• _Set exercise_:
From the entries below, say how many lines carry the word "JSON", and give nothing but the number.
------------
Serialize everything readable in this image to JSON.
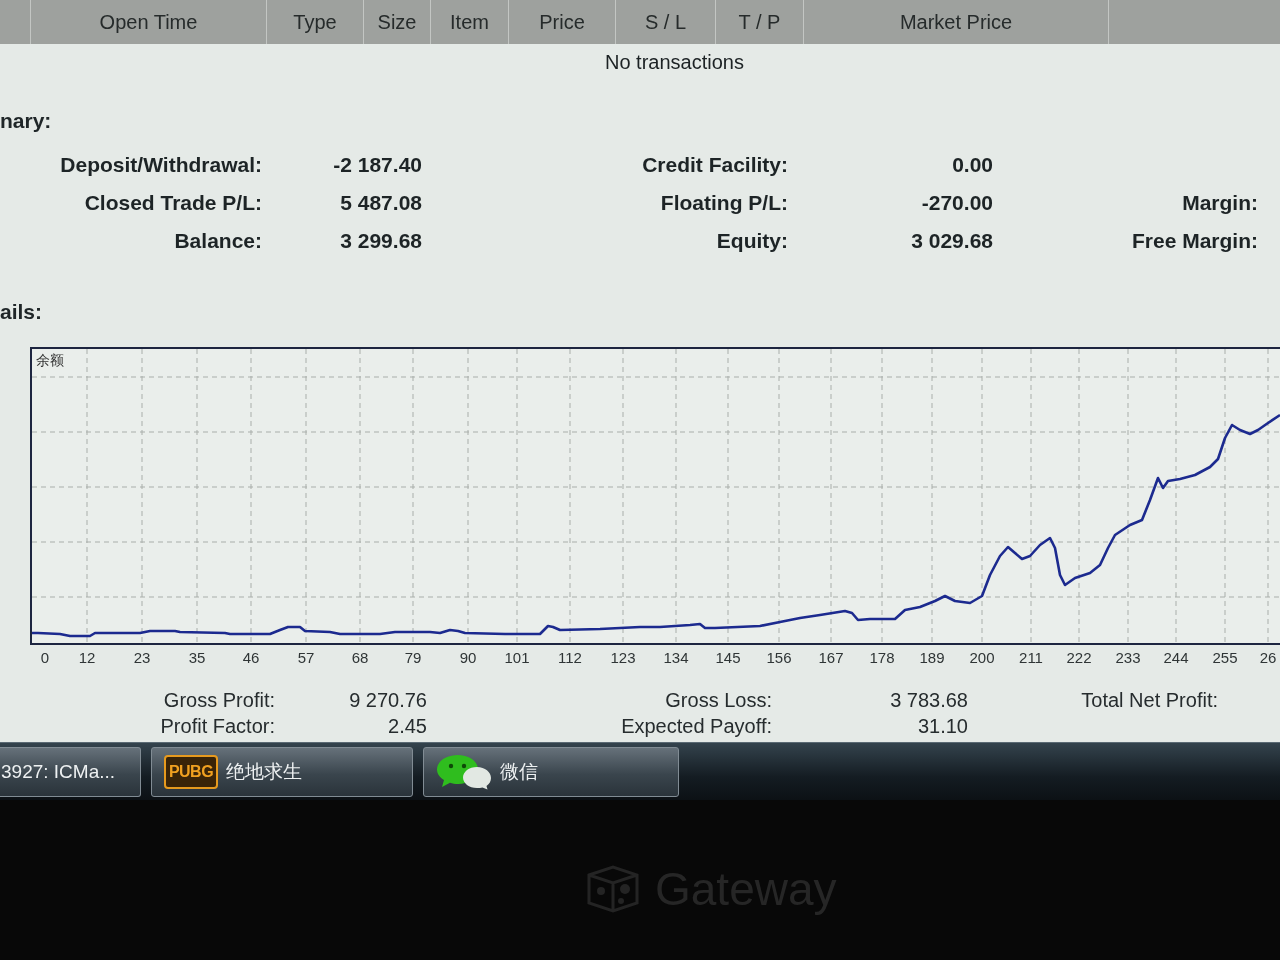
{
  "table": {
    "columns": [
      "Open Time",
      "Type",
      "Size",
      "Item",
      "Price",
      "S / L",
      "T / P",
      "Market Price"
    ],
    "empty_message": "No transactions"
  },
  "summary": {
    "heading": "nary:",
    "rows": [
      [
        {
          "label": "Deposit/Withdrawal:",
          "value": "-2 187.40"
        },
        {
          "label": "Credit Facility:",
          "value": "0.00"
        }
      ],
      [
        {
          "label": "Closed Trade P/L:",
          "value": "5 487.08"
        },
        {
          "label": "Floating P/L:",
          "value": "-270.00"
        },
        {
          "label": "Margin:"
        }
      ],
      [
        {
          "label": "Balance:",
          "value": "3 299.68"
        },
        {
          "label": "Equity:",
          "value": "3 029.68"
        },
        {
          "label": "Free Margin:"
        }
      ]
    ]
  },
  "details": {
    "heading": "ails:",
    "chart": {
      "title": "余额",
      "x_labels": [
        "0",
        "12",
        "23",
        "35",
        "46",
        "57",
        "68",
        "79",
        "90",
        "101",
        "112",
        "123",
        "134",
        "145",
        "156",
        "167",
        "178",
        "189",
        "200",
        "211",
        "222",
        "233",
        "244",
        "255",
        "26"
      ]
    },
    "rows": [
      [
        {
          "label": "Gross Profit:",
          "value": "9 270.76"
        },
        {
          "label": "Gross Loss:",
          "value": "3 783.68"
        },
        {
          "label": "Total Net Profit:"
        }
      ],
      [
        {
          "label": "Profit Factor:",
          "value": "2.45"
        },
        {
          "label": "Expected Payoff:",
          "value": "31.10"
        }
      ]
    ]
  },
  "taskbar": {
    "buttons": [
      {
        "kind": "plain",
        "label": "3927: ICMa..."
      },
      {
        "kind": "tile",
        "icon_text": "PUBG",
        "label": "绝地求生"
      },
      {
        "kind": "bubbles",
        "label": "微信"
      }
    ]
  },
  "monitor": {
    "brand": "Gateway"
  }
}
------------
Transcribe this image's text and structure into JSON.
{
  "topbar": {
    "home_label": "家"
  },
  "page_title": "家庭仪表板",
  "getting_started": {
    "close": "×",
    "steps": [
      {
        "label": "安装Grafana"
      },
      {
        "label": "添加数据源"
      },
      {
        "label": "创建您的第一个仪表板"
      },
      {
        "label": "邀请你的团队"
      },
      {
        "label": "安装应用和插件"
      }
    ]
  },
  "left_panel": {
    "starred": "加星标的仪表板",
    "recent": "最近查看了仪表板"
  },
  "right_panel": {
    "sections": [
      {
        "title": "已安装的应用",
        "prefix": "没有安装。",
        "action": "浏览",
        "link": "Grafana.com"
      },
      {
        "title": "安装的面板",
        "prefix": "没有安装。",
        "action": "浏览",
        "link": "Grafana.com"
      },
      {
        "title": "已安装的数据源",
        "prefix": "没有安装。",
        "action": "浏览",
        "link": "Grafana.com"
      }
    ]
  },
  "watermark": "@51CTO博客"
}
------------
• _Full output_:
2